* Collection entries
_ _ _ _ _

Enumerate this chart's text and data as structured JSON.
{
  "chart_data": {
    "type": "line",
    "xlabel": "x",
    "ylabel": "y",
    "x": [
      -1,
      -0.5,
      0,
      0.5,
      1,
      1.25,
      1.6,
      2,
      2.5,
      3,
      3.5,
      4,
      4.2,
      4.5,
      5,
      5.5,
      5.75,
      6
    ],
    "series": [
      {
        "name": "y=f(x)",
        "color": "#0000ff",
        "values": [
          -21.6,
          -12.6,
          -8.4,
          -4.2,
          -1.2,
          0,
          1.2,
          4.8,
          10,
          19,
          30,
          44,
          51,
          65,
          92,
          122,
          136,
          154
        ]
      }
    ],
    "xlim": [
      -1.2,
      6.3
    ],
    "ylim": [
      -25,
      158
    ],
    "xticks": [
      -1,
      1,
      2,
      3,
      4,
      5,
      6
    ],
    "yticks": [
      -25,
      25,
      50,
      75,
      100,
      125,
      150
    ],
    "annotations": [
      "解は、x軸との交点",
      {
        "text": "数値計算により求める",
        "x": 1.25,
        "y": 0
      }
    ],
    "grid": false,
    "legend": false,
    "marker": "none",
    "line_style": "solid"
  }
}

_ _ _ _ _

* Short exercise
Copy each line of the data above without altering a single character.

* Written answer
Enumerate this chart's text and data as structured JSON.
{
  "chart_data": {
    "type": "line",
    "xlabel": "x",
    "ylabel": "y",
    "x": [
      -1,
      -0.5,
      0,
      0.5,
      1,
      1.25,
      1.6,
      2,
      2.5,
      3,
      3.5,
      4,
      4.2,
      4.5,
      5,
      5.5,
      5.75,
      6
    ],
    "series": [
      {
        "name": "y=f(x)",
        "color": "#0000ff",
        "values": [
          -21.6,
          -12.6,
          -8.4,
          -4.2,
          -1.2,
          0,
          1.2,
          4.8,
          10,
          19,
          30,
          44,
          51,
          65,
          92,
          122,
          136,
          154
        ]
      }
    ],
    "xlim": [
      -1.2,
      6.3
    ],
    "ylim": [
      -25,
      158
    ],
    "xticks": [
      -1,
      1,
      2,
      3,
      4,
      5,
      6
    ],
    "yticks": [
      -25,
      25,
      50,
      75,
      100,
      125,
      150
    ],
    "annotations": [
      "解は、x軸との交点",
      {
        "text": "数値計算により求める",
        "x": 1.25,
        "y": 0
      }
    ],
    "grid": false,
    "legend": false,
    "marker": "none",
    "line_style": "solid"
  }
}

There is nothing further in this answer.